▶ _Task brief_: Find each line containing the word "nickname" and report how many there are. Add nothing else.

- - - -

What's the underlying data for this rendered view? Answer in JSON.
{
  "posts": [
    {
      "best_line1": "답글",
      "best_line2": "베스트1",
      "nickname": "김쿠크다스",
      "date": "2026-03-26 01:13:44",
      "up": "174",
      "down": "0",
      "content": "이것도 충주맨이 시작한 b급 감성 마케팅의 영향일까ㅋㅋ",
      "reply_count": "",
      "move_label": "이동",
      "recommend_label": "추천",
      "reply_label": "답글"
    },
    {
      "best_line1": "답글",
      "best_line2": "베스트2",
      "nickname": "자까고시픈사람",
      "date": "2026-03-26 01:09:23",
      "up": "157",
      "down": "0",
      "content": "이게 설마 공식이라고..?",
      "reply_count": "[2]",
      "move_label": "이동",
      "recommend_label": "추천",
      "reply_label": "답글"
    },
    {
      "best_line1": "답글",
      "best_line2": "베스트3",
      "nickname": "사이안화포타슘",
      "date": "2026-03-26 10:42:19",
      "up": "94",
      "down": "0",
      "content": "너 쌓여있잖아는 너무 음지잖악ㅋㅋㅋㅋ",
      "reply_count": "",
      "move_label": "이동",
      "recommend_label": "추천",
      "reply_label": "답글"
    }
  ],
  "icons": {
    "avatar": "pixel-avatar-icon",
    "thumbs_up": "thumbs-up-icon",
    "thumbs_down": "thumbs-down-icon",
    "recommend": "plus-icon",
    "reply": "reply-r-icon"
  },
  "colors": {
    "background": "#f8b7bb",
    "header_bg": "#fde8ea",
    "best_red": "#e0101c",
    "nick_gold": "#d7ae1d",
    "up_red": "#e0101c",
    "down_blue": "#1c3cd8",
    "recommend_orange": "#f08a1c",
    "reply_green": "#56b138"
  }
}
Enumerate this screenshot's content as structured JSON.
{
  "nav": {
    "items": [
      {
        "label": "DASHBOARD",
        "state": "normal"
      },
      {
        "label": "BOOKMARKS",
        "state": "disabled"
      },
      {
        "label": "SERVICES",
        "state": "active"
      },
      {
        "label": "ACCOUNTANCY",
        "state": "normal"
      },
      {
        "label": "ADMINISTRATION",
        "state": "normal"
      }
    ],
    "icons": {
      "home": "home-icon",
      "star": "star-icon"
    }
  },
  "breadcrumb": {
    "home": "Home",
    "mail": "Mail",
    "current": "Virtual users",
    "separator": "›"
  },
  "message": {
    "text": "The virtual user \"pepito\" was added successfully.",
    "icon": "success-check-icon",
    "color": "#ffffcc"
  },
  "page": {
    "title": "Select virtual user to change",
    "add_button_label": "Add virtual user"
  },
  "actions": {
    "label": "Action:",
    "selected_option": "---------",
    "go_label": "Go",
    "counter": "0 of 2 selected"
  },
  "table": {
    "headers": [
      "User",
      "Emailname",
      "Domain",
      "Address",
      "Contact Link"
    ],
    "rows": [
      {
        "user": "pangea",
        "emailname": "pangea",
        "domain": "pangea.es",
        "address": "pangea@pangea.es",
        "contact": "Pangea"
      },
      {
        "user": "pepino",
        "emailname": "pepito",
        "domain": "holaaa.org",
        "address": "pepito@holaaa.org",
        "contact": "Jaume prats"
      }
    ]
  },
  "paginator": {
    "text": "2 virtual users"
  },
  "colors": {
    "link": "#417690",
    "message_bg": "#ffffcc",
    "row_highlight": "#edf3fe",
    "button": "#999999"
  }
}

- - - -

▶ _Complete output_: 3